■ Problem
Output every record below exactly as it appears.

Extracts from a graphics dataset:
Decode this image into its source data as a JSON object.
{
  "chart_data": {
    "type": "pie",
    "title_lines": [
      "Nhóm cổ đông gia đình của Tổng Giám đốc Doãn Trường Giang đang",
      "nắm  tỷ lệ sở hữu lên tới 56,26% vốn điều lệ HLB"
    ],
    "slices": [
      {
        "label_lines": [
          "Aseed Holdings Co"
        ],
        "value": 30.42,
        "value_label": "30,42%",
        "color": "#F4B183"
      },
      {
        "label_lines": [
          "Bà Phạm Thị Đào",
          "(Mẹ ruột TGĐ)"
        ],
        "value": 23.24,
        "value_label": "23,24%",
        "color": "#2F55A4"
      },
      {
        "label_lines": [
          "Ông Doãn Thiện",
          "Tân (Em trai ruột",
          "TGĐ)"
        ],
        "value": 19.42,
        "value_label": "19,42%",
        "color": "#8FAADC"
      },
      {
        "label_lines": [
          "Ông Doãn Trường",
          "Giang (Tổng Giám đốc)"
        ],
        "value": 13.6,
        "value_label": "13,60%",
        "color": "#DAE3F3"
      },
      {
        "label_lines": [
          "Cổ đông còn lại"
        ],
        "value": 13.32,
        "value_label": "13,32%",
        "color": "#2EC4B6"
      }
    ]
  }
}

■ Final result
Decode this image into its source data as a JSON object.
{
  "chart_data": {
    "type": "pie",
    "title_lines": [
      "Nhóm cổ đông gia đình của Tổng Giám đốc Doãn Trường Giang đang",
      "nắm  tỷ lệ sở hữu lên tới 56,26% vốn điều lệ HLB"
    ],
    "slices": [
      {
        "label_lines": [
          "Aseed Holdings Co"
        ],
        "value": 30.42,
        "value_label": "30,42%",
        "color": "#F4B183"
      },
      {
        "label_lines": [
          "Bà Phạm Thị Đào",
          "(Mẹ ruột TGĐ)"
        ],
        "value": 23.24,
        "value_label": "23,24%",
        "color": "#2F55A4"
      },
      {
        "label_lines": [
          "Ông Doãn Thiện",
          "Tân (Em trai ruột",
          "TGĐ)"
        ],
        "value": 19.42,
        "value_label": "19,42%",
        "color": "#8FAADC"
      },
      {
        "label_lines": [
          "Ông Doãn Trường",
          "Giang (Tổng Giám đốc)"
        ],
        "value": 13.6,
        "value_label": "13,60%",
        "color": "#DAE3F3"
      },
      {
        "label_lines": [
          "Cổ đông còn lại"
        ],
        "value": 13.32,
        "value_label": "13,32%",
        "color": "#2EC4B6"
      }
    ]
  }
}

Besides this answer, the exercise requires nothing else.